For each line below that contains the string "清野菜名", copy that line.

##### SUPPLIED RECORDS #####

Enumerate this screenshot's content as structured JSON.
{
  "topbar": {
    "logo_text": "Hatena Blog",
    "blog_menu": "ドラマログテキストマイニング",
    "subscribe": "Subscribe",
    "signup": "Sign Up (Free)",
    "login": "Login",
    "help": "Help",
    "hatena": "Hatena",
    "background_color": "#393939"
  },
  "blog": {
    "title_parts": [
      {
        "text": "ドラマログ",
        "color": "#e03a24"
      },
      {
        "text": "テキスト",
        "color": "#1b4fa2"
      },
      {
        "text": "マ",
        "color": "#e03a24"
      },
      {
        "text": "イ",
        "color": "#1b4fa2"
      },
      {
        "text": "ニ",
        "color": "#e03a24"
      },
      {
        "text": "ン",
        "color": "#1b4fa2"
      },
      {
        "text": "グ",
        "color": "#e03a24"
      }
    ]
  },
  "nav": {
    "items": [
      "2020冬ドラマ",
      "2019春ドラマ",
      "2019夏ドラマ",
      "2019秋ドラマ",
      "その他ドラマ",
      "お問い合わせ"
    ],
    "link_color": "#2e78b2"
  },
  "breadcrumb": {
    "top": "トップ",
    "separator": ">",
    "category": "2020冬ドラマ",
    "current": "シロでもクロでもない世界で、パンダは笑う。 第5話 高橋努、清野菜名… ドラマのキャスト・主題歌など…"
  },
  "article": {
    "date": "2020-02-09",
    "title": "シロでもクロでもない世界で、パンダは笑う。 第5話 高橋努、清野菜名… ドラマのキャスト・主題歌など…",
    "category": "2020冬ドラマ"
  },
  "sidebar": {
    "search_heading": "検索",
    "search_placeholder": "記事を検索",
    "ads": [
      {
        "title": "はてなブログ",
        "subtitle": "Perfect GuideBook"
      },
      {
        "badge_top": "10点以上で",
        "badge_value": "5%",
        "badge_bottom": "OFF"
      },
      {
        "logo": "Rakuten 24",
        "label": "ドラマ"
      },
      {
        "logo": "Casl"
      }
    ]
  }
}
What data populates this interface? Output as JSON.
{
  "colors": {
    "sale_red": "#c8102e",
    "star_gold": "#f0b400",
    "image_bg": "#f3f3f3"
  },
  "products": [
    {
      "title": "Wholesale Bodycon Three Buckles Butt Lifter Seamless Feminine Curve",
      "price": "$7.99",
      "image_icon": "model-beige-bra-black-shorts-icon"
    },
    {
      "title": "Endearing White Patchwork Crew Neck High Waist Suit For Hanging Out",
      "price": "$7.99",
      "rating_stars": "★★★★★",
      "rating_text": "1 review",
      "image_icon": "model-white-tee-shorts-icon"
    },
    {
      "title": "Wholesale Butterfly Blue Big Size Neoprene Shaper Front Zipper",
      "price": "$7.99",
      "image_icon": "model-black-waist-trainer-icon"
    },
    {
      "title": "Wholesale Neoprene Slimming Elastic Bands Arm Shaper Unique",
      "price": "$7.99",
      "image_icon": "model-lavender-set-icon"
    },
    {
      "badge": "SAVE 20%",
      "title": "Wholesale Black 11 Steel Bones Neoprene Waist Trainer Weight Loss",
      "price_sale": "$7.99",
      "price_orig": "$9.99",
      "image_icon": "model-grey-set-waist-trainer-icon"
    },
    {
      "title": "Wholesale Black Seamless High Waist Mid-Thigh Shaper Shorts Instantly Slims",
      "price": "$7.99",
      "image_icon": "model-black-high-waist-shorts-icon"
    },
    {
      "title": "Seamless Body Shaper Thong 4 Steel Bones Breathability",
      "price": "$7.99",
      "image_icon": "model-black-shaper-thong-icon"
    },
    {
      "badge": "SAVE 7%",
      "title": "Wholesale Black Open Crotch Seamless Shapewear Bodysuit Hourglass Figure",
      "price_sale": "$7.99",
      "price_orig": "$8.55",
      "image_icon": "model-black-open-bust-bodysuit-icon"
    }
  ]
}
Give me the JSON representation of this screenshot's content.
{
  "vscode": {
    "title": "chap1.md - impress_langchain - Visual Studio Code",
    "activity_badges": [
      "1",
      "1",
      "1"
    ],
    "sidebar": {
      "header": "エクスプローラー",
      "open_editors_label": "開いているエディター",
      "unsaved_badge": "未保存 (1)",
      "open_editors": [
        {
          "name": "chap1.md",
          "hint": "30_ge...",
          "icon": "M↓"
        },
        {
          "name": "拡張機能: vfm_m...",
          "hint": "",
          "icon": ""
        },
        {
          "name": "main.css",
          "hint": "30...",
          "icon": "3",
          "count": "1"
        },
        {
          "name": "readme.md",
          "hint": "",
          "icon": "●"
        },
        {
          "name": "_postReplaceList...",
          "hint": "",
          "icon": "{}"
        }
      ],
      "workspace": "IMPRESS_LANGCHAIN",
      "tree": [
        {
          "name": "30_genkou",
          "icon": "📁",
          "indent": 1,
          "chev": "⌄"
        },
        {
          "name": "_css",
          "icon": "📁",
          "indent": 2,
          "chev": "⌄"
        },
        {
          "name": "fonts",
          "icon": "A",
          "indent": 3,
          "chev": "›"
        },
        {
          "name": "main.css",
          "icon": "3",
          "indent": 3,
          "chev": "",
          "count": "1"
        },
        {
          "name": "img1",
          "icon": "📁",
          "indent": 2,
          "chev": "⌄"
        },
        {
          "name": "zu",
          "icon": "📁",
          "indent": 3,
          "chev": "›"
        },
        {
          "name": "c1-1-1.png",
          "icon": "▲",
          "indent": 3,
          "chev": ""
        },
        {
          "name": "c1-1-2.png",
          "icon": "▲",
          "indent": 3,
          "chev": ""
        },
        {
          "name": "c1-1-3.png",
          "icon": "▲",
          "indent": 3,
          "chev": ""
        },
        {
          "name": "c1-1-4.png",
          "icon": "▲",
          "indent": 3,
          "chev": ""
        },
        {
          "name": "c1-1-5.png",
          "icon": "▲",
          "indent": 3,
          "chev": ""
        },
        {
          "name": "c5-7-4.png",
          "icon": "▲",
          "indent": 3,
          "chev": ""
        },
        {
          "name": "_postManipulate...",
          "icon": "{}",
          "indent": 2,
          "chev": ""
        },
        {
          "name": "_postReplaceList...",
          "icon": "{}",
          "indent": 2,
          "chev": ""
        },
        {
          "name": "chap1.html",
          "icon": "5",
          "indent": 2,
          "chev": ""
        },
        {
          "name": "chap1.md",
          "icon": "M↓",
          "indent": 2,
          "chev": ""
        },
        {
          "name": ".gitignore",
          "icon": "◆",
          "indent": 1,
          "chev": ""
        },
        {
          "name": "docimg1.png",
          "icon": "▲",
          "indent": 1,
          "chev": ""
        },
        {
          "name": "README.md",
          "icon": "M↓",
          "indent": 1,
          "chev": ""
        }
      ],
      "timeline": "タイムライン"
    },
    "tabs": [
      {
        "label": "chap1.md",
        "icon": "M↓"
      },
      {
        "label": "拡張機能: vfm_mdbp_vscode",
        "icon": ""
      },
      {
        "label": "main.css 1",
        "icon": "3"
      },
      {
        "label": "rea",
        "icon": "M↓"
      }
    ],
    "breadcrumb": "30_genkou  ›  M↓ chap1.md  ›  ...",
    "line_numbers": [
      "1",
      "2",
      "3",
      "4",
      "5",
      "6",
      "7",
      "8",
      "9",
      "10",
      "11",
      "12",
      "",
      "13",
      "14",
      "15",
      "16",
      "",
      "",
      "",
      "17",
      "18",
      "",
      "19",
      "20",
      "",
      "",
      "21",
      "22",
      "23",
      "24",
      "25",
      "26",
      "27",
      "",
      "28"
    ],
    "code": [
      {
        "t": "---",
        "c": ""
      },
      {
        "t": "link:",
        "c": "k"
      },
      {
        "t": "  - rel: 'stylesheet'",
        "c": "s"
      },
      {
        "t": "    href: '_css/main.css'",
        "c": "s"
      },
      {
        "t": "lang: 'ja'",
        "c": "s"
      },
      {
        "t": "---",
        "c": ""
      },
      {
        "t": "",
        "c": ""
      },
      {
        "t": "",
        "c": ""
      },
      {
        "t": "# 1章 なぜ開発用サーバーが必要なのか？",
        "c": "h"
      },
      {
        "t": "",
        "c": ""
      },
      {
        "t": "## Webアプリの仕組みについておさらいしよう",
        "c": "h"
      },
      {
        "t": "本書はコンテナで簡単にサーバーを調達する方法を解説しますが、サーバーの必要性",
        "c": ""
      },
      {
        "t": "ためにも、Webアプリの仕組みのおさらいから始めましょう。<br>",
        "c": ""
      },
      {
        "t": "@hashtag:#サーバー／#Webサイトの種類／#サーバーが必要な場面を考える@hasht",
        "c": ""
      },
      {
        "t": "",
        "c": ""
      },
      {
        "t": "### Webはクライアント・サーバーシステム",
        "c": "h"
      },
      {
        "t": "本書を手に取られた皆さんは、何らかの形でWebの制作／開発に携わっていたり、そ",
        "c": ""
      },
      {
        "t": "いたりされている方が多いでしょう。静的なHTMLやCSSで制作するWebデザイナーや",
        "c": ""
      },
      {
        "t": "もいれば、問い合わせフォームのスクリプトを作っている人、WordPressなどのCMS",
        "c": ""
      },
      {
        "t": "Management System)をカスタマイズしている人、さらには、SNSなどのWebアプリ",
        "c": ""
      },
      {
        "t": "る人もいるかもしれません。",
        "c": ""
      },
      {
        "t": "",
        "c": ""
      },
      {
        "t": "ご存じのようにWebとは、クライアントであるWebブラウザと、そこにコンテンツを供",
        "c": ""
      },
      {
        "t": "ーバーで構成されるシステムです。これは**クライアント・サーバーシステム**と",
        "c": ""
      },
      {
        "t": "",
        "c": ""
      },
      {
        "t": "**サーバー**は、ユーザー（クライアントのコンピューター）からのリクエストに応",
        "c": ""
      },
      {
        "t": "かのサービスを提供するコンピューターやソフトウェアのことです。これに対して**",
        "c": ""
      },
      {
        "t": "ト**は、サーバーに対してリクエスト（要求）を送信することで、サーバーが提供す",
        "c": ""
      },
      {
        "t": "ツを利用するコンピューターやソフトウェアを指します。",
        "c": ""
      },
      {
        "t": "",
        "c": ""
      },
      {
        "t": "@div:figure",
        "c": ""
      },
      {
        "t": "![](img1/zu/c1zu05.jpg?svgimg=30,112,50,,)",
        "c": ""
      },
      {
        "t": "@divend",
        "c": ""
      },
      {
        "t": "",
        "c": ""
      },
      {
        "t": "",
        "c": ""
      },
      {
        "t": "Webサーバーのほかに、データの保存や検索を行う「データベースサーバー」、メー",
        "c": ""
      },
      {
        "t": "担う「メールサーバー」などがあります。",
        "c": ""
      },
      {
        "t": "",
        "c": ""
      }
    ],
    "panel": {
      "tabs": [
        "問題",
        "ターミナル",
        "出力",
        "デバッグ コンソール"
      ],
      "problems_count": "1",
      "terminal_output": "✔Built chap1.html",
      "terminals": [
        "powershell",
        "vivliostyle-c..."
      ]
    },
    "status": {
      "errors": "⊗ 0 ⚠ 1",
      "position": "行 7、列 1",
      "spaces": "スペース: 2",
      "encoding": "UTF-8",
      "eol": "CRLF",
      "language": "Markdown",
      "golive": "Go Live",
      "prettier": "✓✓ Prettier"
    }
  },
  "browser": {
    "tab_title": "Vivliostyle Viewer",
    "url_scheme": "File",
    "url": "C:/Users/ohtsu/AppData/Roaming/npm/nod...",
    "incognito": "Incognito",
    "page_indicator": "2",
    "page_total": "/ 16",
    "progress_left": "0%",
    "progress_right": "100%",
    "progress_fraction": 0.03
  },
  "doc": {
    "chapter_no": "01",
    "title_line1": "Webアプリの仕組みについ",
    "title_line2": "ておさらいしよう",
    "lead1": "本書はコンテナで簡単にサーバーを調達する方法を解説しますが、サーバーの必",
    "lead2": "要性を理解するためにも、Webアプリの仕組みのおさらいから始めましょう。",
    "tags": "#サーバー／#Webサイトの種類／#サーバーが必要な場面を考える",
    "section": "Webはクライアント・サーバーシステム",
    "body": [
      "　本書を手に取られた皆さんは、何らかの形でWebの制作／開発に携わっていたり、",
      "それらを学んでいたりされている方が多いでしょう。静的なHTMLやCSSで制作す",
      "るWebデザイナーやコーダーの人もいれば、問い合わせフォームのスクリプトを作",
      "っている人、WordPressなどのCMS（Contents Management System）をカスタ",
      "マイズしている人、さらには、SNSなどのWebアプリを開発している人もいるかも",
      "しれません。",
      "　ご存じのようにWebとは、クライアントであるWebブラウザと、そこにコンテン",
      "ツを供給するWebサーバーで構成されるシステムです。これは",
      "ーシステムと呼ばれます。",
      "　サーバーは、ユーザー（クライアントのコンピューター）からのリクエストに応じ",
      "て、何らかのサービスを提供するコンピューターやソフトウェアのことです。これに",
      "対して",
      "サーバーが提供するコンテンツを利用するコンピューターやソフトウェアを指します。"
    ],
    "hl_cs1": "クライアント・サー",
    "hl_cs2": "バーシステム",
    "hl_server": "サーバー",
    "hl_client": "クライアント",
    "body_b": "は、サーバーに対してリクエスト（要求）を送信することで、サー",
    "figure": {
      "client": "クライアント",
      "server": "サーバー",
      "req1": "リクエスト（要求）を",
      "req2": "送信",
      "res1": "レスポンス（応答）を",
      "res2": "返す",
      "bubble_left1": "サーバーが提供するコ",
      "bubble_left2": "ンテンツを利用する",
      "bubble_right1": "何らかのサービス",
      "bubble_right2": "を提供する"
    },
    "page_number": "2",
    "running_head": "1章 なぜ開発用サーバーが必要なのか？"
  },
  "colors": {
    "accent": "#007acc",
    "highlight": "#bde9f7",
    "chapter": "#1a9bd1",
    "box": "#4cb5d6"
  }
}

#####

- RESPONSE TO THIS EXERCISE:
    "current": "シロでもクロでもない世界で、パンダは笑う。 第5話 高橋努、清野菜名… ドラマのキャスト・主題歌など…"
    "title": "シロでもクロでもない世界で、パンダは笑う。 第5話 高橋努、清野菜名… ドラマのキャスト・主題歌など…",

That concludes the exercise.